What to produce. Report every line from the following entries that contains the string "different".

____ Data for processing

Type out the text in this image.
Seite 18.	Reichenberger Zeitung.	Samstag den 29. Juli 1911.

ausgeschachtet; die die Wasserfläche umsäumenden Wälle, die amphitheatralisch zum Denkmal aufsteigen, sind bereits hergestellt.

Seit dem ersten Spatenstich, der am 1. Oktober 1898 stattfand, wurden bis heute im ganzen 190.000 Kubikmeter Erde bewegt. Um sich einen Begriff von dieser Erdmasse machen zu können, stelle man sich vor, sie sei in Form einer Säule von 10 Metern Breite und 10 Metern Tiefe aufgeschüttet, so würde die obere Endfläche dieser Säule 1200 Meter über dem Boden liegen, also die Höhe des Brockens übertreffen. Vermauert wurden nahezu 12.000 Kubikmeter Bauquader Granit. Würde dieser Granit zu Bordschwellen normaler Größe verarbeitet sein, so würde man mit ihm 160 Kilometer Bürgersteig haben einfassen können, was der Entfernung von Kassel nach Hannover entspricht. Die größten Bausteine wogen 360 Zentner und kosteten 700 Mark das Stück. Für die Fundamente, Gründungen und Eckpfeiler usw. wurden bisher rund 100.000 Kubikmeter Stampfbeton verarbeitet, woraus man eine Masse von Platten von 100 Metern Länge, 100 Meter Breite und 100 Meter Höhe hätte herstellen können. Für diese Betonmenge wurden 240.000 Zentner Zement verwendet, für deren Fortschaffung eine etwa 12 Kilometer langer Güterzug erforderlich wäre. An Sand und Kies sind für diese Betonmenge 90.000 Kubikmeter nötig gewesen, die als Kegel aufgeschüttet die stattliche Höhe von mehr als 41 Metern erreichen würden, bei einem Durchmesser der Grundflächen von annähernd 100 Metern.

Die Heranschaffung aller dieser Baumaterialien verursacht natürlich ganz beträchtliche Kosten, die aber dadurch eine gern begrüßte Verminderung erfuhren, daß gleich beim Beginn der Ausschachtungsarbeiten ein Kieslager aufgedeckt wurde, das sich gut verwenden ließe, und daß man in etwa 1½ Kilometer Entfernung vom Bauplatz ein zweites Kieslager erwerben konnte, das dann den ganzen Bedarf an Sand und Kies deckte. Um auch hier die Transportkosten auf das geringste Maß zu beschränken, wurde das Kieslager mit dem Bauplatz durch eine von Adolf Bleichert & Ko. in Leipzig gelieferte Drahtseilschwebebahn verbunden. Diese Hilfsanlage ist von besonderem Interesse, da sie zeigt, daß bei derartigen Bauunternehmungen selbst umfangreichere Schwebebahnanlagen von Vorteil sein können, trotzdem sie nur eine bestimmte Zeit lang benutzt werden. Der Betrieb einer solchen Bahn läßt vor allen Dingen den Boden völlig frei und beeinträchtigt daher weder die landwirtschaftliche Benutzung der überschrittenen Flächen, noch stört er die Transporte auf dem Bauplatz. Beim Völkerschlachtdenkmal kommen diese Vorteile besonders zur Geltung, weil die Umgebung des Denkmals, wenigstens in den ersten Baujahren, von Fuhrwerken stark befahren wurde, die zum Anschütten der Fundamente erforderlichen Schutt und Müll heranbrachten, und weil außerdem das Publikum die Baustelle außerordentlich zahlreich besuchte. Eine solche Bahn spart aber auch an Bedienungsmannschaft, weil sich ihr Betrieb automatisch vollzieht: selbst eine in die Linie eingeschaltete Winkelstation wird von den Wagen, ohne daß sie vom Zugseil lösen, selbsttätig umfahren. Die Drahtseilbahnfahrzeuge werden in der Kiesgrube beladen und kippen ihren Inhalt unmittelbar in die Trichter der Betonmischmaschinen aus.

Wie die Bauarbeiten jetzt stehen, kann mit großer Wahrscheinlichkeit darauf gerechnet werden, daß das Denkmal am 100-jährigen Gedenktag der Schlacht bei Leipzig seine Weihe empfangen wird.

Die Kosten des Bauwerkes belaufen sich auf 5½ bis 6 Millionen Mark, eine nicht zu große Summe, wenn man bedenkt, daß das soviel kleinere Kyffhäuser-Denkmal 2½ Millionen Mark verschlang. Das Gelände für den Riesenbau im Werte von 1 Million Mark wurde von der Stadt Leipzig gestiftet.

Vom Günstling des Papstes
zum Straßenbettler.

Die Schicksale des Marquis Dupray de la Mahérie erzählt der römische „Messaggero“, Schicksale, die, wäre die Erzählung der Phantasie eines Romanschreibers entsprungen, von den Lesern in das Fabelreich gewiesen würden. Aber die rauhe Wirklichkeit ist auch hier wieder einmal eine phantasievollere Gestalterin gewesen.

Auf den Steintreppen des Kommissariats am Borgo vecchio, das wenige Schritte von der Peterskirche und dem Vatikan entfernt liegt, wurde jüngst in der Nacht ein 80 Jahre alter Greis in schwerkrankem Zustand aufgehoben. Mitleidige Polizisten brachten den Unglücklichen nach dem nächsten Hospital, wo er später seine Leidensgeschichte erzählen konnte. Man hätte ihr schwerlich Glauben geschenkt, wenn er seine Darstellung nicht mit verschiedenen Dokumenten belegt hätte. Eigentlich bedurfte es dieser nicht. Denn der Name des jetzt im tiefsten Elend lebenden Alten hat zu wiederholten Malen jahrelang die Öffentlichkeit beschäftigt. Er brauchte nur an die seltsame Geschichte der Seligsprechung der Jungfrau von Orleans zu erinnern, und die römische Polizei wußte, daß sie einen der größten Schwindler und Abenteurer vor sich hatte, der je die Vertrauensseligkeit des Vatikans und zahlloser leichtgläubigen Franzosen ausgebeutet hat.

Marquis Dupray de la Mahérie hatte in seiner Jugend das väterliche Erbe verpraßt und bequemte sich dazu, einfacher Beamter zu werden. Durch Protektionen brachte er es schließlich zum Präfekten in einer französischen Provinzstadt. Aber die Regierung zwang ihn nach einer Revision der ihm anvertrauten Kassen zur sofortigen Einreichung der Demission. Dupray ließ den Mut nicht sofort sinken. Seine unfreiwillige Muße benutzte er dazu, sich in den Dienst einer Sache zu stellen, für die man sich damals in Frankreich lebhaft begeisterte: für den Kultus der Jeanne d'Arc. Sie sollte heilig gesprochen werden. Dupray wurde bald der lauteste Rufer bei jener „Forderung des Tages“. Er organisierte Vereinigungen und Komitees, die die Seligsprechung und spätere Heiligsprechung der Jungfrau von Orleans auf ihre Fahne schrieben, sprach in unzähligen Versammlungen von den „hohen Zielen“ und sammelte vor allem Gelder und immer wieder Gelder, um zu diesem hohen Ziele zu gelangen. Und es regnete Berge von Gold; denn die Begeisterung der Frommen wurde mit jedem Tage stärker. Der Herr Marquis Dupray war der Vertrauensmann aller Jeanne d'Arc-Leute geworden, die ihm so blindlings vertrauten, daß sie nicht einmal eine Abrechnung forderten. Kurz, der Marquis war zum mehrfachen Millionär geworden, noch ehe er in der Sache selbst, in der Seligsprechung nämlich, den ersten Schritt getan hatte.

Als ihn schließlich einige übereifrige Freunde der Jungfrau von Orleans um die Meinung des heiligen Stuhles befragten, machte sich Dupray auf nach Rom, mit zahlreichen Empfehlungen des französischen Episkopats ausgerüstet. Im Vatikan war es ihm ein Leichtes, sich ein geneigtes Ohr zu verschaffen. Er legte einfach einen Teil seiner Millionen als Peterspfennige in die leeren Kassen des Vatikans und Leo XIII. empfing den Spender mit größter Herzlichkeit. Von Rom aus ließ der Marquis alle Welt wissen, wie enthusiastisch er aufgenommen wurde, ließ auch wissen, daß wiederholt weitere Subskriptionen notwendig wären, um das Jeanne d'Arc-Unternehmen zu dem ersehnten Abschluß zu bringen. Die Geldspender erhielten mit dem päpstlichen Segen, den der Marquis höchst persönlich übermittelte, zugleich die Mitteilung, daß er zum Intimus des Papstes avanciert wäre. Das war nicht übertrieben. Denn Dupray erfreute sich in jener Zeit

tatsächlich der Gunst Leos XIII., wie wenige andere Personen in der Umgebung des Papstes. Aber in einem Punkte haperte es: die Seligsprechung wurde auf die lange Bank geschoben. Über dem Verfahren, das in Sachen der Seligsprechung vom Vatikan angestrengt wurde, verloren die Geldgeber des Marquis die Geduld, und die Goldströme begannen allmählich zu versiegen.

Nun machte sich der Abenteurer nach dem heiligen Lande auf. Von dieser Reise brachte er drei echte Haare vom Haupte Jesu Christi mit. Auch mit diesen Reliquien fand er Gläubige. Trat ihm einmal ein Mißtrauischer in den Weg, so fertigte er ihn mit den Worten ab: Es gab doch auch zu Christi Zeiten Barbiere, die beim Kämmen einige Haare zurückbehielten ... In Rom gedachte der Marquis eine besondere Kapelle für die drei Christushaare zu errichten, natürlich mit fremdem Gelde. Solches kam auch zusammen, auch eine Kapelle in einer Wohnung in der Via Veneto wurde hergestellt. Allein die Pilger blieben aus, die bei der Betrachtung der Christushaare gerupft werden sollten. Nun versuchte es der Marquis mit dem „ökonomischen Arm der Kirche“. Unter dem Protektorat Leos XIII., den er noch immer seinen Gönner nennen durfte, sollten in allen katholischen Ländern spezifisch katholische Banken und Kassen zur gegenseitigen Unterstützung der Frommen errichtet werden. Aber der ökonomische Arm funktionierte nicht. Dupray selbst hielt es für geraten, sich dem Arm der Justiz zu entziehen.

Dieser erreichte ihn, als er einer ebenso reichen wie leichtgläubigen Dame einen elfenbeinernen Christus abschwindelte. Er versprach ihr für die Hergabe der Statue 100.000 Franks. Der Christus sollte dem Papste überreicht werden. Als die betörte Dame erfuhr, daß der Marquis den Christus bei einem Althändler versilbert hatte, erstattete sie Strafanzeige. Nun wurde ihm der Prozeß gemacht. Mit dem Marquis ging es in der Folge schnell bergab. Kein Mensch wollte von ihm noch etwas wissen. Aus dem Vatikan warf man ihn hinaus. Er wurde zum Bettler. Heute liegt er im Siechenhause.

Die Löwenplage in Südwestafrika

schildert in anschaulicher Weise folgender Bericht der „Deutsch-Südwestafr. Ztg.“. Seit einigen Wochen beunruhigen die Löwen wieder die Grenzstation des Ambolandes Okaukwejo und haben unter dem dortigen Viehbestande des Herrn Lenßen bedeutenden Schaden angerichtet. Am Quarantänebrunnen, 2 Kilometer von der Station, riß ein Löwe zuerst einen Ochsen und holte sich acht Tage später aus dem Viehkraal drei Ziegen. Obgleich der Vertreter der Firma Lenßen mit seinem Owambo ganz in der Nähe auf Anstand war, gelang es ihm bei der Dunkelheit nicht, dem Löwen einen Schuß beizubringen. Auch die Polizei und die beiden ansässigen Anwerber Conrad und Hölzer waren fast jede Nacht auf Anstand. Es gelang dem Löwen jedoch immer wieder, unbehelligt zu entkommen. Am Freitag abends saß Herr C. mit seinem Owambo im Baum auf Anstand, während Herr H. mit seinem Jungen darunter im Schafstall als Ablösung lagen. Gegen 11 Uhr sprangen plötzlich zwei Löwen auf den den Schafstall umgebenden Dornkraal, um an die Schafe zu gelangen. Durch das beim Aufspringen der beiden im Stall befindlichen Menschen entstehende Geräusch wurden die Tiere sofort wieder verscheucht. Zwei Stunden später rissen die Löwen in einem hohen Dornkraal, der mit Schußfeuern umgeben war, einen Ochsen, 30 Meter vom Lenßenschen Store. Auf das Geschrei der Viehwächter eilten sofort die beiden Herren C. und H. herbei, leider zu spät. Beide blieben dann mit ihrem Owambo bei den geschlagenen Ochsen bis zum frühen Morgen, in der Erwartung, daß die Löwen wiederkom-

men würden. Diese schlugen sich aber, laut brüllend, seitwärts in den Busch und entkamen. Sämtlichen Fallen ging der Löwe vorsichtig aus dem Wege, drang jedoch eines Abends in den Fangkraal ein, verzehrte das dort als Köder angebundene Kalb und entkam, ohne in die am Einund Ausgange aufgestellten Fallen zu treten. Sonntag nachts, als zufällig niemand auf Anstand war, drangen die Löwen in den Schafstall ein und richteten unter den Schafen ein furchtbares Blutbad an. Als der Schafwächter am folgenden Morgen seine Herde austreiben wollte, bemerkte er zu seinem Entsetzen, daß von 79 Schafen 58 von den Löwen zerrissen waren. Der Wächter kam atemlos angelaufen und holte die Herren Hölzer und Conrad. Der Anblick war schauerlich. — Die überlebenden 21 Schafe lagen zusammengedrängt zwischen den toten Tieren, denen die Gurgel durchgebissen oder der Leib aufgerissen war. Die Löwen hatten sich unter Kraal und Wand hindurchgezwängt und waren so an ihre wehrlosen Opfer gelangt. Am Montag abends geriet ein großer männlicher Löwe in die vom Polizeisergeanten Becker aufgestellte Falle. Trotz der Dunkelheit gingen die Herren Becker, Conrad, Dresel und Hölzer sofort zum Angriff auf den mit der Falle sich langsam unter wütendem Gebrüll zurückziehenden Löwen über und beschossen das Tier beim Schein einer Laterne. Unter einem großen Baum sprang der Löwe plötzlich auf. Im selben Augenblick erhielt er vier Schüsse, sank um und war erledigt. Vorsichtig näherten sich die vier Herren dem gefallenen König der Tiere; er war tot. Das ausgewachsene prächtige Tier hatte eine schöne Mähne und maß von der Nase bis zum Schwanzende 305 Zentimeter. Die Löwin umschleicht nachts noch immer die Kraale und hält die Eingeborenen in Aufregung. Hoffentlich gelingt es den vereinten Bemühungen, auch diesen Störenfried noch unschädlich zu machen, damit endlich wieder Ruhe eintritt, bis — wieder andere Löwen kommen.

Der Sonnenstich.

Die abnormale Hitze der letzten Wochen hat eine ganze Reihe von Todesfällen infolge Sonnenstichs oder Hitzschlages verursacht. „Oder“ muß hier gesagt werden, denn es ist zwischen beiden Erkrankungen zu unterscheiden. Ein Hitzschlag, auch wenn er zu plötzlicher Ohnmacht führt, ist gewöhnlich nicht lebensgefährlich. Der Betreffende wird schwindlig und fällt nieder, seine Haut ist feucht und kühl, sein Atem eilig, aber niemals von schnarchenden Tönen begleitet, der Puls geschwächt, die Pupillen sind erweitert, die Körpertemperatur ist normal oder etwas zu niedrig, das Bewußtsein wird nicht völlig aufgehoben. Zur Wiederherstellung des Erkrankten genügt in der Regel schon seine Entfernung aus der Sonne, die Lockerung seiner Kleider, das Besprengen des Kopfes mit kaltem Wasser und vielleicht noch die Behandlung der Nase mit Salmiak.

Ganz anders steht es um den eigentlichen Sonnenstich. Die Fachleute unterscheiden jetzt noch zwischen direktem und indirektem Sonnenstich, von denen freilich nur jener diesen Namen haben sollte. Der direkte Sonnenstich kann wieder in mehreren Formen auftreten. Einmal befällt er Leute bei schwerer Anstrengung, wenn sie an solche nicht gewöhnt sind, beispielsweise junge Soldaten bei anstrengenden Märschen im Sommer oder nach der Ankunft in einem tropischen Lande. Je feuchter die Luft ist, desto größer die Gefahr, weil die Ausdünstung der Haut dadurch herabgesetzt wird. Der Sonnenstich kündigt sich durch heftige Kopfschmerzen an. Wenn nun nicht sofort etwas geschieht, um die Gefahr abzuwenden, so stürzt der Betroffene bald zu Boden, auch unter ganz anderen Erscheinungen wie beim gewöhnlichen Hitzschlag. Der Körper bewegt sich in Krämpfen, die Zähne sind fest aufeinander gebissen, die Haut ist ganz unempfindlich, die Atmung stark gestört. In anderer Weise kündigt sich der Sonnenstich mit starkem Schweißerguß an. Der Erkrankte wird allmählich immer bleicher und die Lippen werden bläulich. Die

________
____ Data for processing

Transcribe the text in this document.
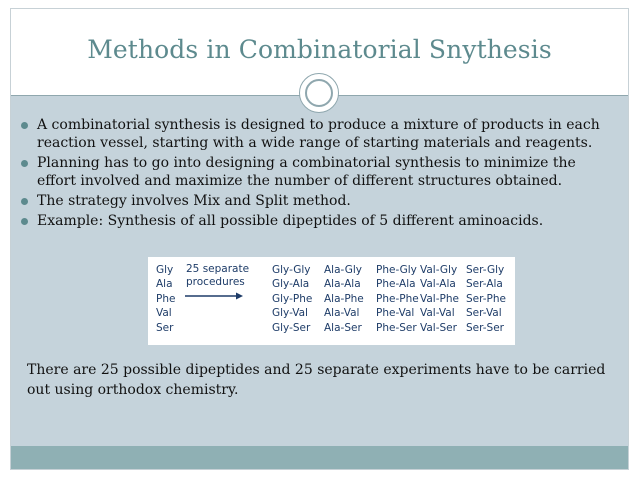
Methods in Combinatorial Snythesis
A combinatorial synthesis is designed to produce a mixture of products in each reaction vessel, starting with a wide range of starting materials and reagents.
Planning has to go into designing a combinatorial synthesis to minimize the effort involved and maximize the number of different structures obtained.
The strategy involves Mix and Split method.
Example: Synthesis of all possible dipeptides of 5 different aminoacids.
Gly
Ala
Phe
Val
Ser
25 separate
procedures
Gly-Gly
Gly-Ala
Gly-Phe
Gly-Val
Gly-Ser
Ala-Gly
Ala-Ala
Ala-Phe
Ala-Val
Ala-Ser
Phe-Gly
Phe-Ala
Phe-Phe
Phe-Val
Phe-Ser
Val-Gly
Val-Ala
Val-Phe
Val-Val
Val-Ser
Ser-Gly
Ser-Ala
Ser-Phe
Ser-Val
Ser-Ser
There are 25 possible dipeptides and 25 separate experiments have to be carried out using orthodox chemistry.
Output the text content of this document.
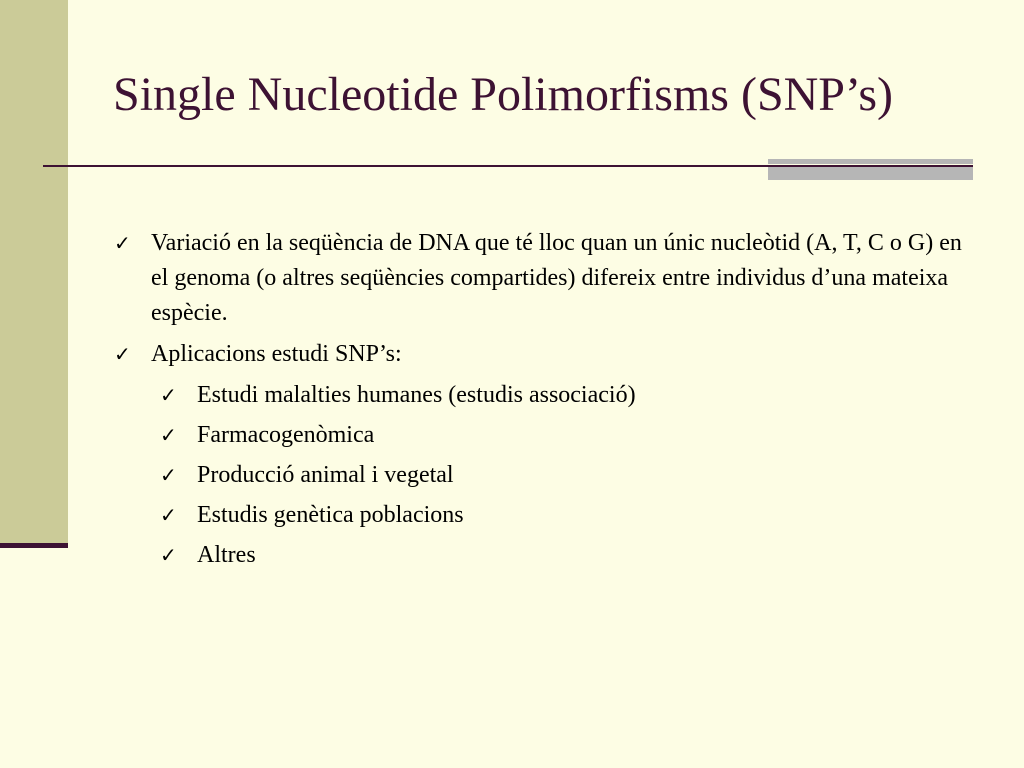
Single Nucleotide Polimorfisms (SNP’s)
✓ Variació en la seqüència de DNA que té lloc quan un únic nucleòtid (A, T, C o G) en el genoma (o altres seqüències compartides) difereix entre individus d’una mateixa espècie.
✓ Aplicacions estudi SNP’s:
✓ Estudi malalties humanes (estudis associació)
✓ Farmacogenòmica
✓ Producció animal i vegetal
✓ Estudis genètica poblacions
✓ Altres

________

Worked solution.
Planning has to go into designing a combinatorial synthesis to minimize the effort involved and maximize the number of different structures obtained.
Example: Synthesis of all possible dipeptides of 5 different aminoacids.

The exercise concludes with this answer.